● STATED PROBLEM
Scan the listing below and copy every line holding "Beicht".

↓

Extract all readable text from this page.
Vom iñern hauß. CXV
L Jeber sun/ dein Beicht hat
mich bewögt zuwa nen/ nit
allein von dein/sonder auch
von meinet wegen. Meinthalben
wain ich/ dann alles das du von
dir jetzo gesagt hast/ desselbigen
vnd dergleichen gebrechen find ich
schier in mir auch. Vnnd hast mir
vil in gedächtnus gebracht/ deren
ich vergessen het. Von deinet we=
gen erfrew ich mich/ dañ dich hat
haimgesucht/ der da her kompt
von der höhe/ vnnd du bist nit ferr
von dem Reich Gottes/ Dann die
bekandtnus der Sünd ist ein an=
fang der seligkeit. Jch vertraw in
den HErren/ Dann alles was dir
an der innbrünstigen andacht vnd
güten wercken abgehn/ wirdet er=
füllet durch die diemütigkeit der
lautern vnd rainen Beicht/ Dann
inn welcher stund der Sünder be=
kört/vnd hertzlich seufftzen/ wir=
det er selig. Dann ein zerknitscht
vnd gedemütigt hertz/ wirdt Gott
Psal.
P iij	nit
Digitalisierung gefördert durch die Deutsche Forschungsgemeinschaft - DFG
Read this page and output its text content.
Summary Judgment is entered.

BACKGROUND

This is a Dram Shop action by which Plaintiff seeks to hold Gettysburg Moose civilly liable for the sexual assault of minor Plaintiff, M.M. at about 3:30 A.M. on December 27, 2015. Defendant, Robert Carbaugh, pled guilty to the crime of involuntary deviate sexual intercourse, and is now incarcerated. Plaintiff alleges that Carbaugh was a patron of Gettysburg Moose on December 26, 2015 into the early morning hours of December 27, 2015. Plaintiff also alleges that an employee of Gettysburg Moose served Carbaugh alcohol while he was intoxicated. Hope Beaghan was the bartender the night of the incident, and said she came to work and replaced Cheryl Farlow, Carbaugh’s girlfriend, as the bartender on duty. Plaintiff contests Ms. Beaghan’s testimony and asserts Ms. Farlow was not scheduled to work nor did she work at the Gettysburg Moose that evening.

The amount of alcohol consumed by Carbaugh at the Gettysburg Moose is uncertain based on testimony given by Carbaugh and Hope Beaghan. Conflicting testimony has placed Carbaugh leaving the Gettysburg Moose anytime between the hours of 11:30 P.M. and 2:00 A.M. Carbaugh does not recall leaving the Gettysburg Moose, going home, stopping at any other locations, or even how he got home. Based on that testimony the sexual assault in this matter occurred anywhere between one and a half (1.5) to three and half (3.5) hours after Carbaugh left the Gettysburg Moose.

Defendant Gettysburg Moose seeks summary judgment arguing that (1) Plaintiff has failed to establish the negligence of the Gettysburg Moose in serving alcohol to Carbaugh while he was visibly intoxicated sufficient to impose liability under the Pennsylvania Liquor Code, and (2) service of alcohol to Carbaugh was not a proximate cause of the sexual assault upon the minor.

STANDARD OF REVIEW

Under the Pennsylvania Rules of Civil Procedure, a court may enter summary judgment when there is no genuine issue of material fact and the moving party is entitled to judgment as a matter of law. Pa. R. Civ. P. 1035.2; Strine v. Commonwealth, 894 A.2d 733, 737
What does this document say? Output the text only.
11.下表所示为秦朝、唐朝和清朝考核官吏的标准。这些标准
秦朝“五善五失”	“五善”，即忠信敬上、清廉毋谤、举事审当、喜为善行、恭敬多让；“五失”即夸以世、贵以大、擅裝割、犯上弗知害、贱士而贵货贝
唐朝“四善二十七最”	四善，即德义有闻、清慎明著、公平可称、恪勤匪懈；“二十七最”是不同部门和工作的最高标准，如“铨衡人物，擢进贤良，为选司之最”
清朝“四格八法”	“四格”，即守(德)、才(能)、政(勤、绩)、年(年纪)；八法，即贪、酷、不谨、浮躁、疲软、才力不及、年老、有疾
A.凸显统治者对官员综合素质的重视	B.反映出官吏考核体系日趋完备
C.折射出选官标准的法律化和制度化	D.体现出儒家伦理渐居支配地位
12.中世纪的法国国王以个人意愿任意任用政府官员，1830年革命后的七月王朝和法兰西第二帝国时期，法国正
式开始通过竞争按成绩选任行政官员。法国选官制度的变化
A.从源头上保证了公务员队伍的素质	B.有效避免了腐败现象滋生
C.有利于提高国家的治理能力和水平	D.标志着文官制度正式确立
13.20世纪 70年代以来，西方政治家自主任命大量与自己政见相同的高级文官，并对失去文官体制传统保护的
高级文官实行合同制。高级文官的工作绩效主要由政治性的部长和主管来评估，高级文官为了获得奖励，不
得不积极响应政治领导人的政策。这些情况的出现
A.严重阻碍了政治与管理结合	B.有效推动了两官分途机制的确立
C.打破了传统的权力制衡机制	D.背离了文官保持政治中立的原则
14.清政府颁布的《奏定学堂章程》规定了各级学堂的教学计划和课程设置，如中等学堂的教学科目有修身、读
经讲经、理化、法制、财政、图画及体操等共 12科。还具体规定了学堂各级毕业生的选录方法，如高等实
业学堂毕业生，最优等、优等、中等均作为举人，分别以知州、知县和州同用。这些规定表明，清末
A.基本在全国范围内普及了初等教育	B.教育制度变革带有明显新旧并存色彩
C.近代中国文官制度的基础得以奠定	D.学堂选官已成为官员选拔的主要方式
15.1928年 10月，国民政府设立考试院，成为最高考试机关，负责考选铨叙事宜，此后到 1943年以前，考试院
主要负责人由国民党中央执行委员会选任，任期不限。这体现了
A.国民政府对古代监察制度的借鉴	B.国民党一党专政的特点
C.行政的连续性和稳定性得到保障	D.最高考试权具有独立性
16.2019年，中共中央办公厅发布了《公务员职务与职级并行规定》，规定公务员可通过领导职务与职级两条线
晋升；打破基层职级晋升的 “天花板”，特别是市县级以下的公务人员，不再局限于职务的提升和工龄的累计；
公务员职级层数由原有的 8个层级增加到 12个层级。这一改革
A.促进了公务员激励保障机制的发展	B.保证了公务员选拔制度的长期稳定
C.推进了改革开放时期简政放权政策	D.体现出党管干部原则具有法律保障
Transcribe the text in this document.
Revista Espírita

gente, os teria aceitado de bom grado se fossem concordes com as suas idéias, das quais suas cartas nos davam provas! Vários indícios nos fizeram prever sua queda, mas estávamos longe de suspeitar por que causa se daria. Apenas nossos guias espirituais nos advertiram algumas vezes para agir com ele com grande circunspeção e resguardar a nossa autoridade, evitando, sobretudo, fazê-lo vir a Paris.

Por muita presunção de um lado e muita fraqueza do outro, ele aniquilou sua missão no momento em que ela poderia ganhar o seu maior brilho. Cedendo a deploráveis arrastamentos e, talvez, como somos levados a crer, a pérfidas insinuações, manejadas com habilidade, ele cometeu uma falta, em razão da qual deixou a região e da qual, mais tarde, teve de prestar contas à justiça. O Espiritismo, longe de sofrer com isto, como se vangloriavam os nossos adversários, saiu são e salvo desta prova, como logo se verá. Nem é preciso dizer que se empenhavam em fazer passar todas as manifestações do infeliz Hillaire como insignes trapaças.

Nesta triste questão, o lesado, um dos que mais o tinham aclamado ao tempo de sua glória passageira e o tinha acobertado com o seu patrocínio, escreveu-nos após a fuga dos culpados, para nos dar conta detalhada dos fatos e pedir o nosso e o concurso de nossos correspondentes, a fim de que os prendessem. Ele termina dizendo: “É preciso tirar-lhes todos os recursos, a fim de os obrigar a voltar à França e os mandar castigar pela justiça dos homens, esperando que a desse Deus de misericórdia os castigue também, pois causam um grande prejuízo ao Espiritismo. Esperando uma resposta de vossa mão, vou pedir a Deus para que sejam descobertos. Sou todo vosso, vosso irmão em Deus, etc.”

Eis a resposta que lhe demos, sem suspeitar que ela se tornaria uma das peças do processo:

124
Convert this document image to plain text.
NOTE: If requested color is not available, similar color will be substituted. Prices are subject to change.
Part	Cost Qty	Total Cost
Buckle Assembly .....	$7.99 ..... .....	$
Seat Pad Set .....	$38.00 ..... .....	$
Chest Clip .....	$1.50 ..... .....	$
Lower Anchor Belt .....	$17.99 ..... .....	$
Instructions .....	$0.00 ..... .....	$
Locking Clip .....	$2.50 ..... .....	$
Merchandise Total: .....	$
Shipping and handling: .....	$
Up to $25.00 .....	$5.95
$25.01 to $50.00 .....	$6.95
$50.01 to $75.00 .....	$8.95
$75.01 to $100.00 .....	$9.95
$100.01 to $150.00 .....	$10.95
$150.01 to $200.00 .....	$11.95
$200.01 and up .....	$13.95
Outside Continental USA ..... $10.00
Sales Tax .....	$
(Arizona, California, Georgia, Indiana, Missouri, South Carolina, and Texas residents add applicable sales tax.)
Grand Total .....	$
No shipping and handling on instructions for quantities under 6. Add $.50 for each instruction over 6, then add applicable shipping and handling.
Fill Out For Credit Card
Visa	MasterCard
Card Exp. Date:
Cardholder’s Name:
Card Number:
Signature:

↑

● SOLUTION
L Jeber sun/ dein Beicht hat
lautern vnd rainen Beicht/ Dann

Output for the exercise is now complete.